(Stored data)
::::

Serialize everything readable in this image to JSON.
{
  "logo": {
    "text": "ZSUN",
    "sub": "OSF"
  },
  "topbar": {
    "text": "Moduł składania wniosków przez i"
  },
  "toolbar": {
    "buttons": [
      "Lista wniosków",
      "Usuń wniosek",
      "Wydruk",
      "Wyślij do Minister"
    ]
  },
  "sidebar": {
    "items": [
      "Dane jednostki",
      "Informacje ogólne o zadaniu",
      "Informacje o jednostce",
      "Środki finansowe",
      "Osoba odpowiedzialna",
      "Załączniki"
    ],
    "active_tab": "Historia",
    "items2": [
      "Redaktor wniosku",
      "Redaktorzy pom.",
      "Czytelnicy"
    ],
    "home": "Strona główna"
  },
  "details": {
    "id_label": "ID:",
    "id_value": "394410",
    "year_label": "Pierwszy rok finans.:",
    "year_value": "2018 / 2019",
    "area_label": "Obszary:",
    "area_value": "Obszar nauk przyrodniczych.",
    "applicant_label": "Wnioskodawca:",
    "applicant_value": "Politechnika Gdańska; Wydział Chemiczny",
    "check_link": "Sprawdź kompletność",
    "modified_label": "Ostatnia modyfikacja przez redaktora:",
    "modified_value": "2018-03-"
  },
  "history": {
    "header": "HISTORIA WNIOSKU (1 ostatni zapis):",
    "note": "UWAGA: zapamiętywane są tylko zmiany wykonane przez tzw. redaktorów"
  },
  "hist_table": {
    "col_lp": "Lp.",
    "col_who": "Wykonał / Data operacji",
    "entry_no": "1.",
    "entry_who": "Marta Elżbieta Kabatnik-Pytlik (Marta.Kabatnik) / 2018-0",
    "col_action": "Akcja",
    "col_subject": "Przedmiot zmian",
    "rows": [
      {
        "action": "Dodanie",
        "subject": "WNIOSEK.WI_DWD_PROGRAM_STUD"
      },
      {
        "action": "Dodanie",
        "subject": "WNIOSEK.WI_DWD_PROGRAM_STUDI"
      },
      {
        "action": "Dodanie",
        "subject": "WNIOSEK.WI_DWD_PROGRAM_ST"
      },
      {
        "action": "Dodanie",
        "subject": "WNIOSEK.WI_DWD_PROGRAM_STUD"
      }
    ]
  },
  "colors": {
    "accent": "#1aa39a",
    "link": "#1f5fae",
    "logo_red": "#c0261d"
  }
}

::::

[Aim of the task]
Take the lines above and print them exactly.

[Solution to this problem]
Serialize everything readable in this image to JSON.
{
  "logo": {
    "text": "ZSUN",
    "sub": "OSF"
  },
  "topbar": {
    "text": "Moduł składania wniosków przez i"
  },
  "toolbar": {
    "buttons": [
      "Lista wniosków",
      "Usuń wniosek",
      "Wydruk",
      "Wyślij do Minister"
    ]
  },
  "sidebar": {
    "items": [
      "Dane jednostki",
      "Informacje ogólne o zadaniu",
      "Informacje o jednostce",
      "Środki finansowe",
      "Osoba odpowiedzialna",
      "Załączniki"
    ],
    "active_tab": "Historia",
    "items2": [
      "Redaktor wniosku",
      "Redaktorzy pom.",
      "Czytelnicy"
    ],
    "home": "Strona główna"
  },
  "details": {
    "id_label": "ID:",
    "id_value": "394410",
    "year_label": "Pierwszy rok finans.:",
    "year_value": "2018 / 2019",
    "area_label": "Obszary:",
    "area_value": "Obszar nauk przyrodniczych.",
    "applicant_label": "Wnioskodawca:",
    "applicant_value": "Politechnika Gdańska; Wydział Chemiczny",
    "check_link": "Sprawdź kompletność",
    "modified_label": "Ostatnia modyfikacja przez redaktora:",
    "modified_value": "2018-03-"
  },
  "history": {
    "header": "HISTORIA WNIOSKU (1 ostatni zapis):",
    "note": "UWAGA: zapamiętywane są tylko zmiany wykonane przez tzw. redaktorów"
  },
  "hist_table": {
    "col_lp": "Lp.",
    "col_who": "Wykonał / Data operacji",
    "entry_no": "1.",
    "entry_who": "Marta Elżbieta Kabatnik-Pytlik (Marta.Kabatnik) / 2018-0",
    "col_action": "Akcja",
    "col_subject": "Przedmiot zmian",
    "rows": [
      {
        "action": "Dodanie",
        "subject": "WNIOSEK.WI_DWD_PROGRAM_STUD"
      },
      {
        "action": "Dodanie",
        "subject": "WNIOSEK.WI_DWD_PROGRAM_STUDI"
      },
      {
        "action": "Dodanie",
        "subject": "WNIOSEK.WI_DWD_PROGRAM_ST"
      },
      {
        "action": "Dodanie",
        "subject": "WNIOSEK.WI_DWD_PROGRAM_STUD"
      }
    ]
  },
  "colors": {
    "accent": "#1aa39a",
    "link": "#1f5fae",
    "logo_red": "#c0261d"
  }
}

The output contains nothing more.